(Items from a dataset)
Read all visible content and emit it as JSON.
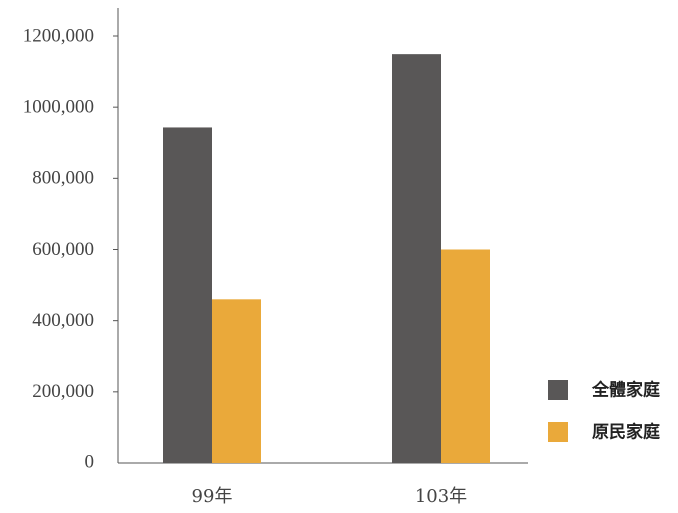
{
  "chart_data": {
    "type": "bar",
    "title": "",
    "xlabel": "",
    "ylabel": "",
    "categories": [
      "99年",
      "103年"
    ],
    "series": [
      {
        "name": "全體家庭",
        "values": [
          943000,
          1149000
        ],
        "color": "#595757"
      },
      {
        "name": "原民家庭",
        "values": [
          460000,
          600000
        ],
        "color": "#EAA93A"
      }
    ],
    "ylim": [
      0,
      1200000
    ],
    "yticks": [
      0,
      200000,
      400000,
      600000,
      800000,
      1000000,
      1200000
    ],
    "ytick_labels": [
      "0",
      "200,000",
      "400,000",
      "600,000",
      "800,000",
      "1000,000",
      "1200,000"
    ],
    "grid": false,
    "legend_position": "bottom-right"
  }
}
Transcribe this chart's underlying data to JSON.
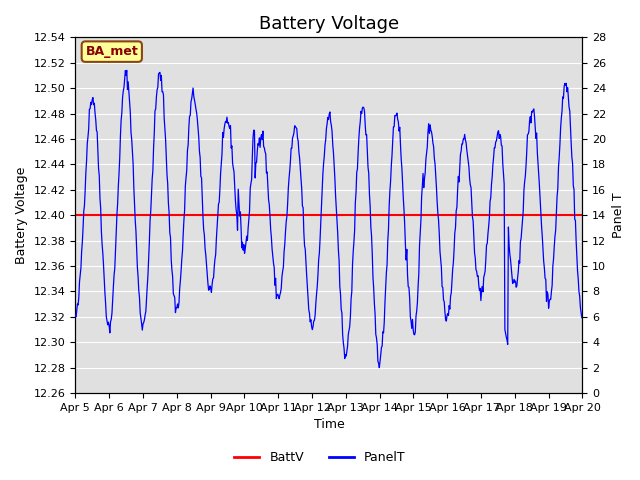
{
  "title": "Battery Voltage",
  "xlabel": "Time",
  "ylabel_left": "Battery Voltage",
  "ylabel_right": "Panel T",
  "ylim_left": [
    12.26,
    12.54
  ],
  "ylim_right": [
    0,
    28
  ],
  "yticks_left": [
    12.26,
    12.28,
    12.3,
    12.32,
    12.34,
    12.36,
    12.38,
    12.4,
    12.42,
    12.44,
    12.46,
    12.48,
    12.5,
    12.52,
    12.54
  ],
  "yticks_right": [
    0,
    2,
    4,
    6,
    8,
    10,
    12,
    14,
    16,
    18,
    20,
    22,
    24,
    26,
    28
  ],
  "xtick_labels": [
    "Apr 5",
    "Apr 6",
    "Apr 7",
    "Apr 8",
    "Apr 9",
    "Apr 10",
    "Apr 11",
    "Apr 12",
    "Apr 13",
    "Apr 14",
    "Apr 15",
    "Apr 16",
    "Apr 17",
    "Apr 18",
    "Apr 19",
    "Apr 20"
  ],
  "battv_value": 12.4,
  "battv_color": "#ff0000",
  "panelt_color": "#0000ff",
  "background_color": "#e0e0e0",
  "legend_label_battv": "BattV",
  "legend_label_panelt": "PanelT",
  "annotation_text": "BA_met",
  "annotation_bg": "#ffff99",
  "annotation_border": "#8B4513",
  "title_fontsize": 13,
  "axis_fontsize": 9,
  "tick_fontsize": 8
}
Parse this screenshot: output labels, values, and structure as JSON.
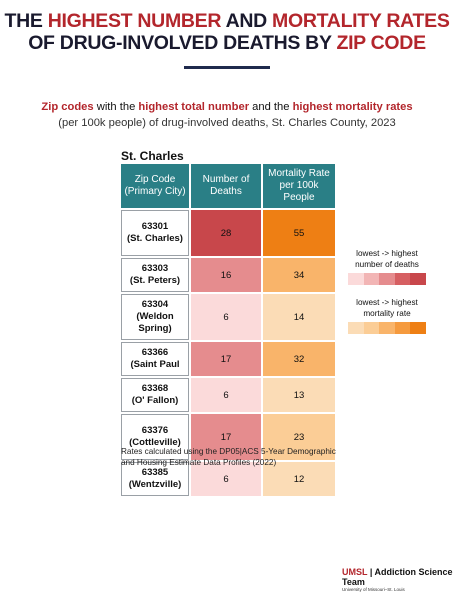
{
  "title": {
    "line1_a": "THE ",
    "line1_b": "HIGHEST NUMBER",
    "line1_c": " AND ",
    "line1_d": "MORTALITY RATES",
    "line2_a": "OF DRUG-INVOLVED DEATHS BY ",
    "line2_b": "ZIP CODE"
  },
  "subtitle": {
    "p1": "Zip codes",
    "p2": " with the ",
    "p3": "highest total number",
    "p4": " and the ",
    "p5": "highest mortality rates",
    "line2": "(per 100k people) of drug-involved deaths, St. Charles County, 2023"
  },
  "chart_data": {
    "type": "table",
    "region": "St. Charles",
    "columns": [
      "Zip Code (Primary City)",
      "Number of Deaths",
      "Mortality Rate per 100k People"
    ],
    "rows": [
      {
        "zip": "63301",
        "city": "(St. Charles)",
        "deaths": 28,
        "rate": 55
      },
      {
        "zip": "63303",
        "city": "(St. Peters)",
        "deaths": 16,
        "rate": 34
      },
      {
        "zip": "63304",
        "city": "(Weldon Spring)",
        "deaths": 6,
        "rate": 14
      },
      {
        "zip": "63366",
        "city": "(Saint Paul",
        "deaths": 17,
        "rate": 32
      },
      {
        "zip": "63368",
        "city": "(O' Fallon)",
        "deaths": 6,
        "rate": 13
      },
      {
        "zip": "63376",
        "city": "(Cottleville)",
        "deaths": 17,
        "rate": 23
      },
      {
        "zip": "63385",
        "city": "(Wentzville)",
        "deaths": 6,
        "rate": 12
      }
    ],
    "colors": {
      "header": "#2a7f86",
      "deaths_scale": [
        "#fbdada",
        "#f2b5b5",
        "#e58c8e",
        "#d65f62",
        "#c8474b"
      ],
      "rate_scale": [
        "#fbdcb6",
        "#fbcd96",
        "#f9b46a",
        "#f59a3e",
        "#ee7f14"
      ]
    },
    "footnote": "Rates calculated using the DP05|ACS 5-Year Demographic and Housing Estimate Data Profiles (2022)"
  },
  "legend": {
    "deaths_label": "lowest -> highest number of deaths",
    "rate_label": "lowest -> highest mortality rate"
  },
  "logo": {
    "brand": "UMSL",
    "name": "Addiction Science Team",
    "sub": "University of Missouri–St. Louis"
  }
}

- [The exercise]:
Give back all entries exactly. No pictures belong in the copy.

- [Result]:
Read all visible content and emit it as JSON.
{
  "chart_data": {
    "type": "bar",
    "title": "",
    "xlabel": "",
    "ylabel": "",
    "categories": [
      "99年",
      "103年"
    ],
    "series": [
      {
        "name": "全體家庭",
        "values": [
          943000,
          1149000
        ],
        "color": "#595757"
      },
      {
        "name": "原民家庭",
        "values": [
          460000,
          600000
        ],
        "color": "#EAA93A"
      }
    ],
    "ylim": [
      0,
      1200000
    ],
    "yticks": [
      0,
      200000,
      400000,
      600000,
      800000,
      1000000,
      1200000
    ],
    "ytick_labels": [
      "0",
      "200,000",
      "400,000",
      "600,000",
      "800,000",
      "1000,000",
      "1200,000"
    ],
    "grid": false,
    "legend_position": "bottom-right"
  }
}
Transcribe this chart's underlying data to JSON.
{
  "title": "Battery Voltage",
  "xlabel": "Time",
  "ylabel_left": "Battery Voltage",
  "ylabel_right": "Panel T",
  "ylim_left": [
    12.26,
    12.54
  ],
  "ylim_right": [
    0,
    28
  ],
  "yticks_left": [
    12.26,
    12.28,
    12.3,
    12.32,
    12.34,
    12.36,
    12.38,
    12.4,
    12.42,
    12.44,
    12.46,
    12.48,
    12.5,
    12.52,
    12.54
  ],
  "yticks_right": [
    0,
    2,
    4,
    6,
    8,
    10,
    12,
    14,
    16,
    18,
    20,
    22,
    24,
    26,
    28
  ],
  "xtick_labels": [
    "Apr 5",
    "Apr 6",
    "Apr 7",
    "Apr 8",
    "Apr 9",
    "Apr 10",
    "Apr 11",
    "Apr 12",
    "Apr 13",
    "Apr 14",
    "Apr 15",
    "Apr 16",
    "Apr 17",
    "Apr 18",
    "Apr 19",
    "Apr 20"
  ],
  "battv_value": 12.4,
  "battv_color": "#ff0000",
  "panelt_color": "#0000ff",
  "background_color": "#e0e0e0",
  "legend_label_battv": "BattV",
  "legend_label_panelt": "PanelT",
  "annotation_text": "BA_met",
  "annotation_bg": "#ffff99",
  "annotation_border": "#8B4513",
  "title_fontsize": 13,
  "axis_fontsize": 9,
  "tick_fontsize": 8
}
Parse this screenshot: output labels, values, and structure as JSON.
{
  "title": {
    "line1_a": "THE ",
    "line1_b": "HIGHEST NUMBER",
    "line1_c": " AND ",
    "line1_d": "MORTALITY RATES",
    "line2_a": "OF DRUG-INVOLVED DEATHS BY ",
    "line2_b": "ZIP CODE"
  },
  "subtitle": {
    "p1": "Zip codes",
    "p2": " with the ",
    "p3": "highest total number",
    "p4": " and the ",
    "p5": "highest mortality rates",
    "line2": "(per 100k people) of drug-involved deaths, St. Charles County, 2023"
  },
  "chart_data": {
    "type": "table",
    "region": "St. Charles",
    "columns": [
      "Zip Code (Primary City)",
      "Number of Deaths",
      "Mortality Rate per 100k People"
    ],
    "rows": [
      {
        "zip": "63301",
        "city": "(St. Charles)",
        "deaths": 28,
        "rate": 55
      },
      {
        "zip": "63303",
        "city": "(St. Peters)",
        "deaths": 16,
        "rate": 34
      },
      {
        "zip": "63304",
        "city": "(Weldon Spring)",
        "deaths": 6,
        "rate": 14
      },
      {
        "zip": "63366",
        "city": "(Saint Paul",
        "deaths": 17,
        "rate": 32
      },
      {
        "zip": "63368",
        "city": "(O' Fallon)",
        "deaths": 6,
        "rate": 13
      },
      {
        "zip": "63376",
        "city": "(Cottleville)",
        "deaths": 17,
        "rate": 23
      },
      {
        "zip": "63385",
        "city": "(Wentzville)",
        "deaths": 6,
        "rate": 12
      }
    ],
    "colors": {
      "header": "#2a7f86",
      "deaths_scale": [
        "#fbdada",
        "#f2b5b5",
        "#e58c8e",
        "#d65f62",
        "#c8474b"
      ],
      "rate_scale": [
        "#fbdcb6",
        "#fbcd96",
        "#f9b46a",
        "#f59a3e",
        "#ee7f14"
      ]
    },
    "footnote": "Rates calculated using the DP05|ACS 5-Year Demographic and Housing Estimate Data Profiles (2022)"
  },
  "legend": {
    "deaths_label": "lowest -> highest number of deaths",
    "rate_label": "lowest -> highest mortality rate"
  },
  "logo": {
    "brand": "UMSL",
    "name": "Addiction Science Team",
    "sub": "University of Missouri–St. Louis"
  }
}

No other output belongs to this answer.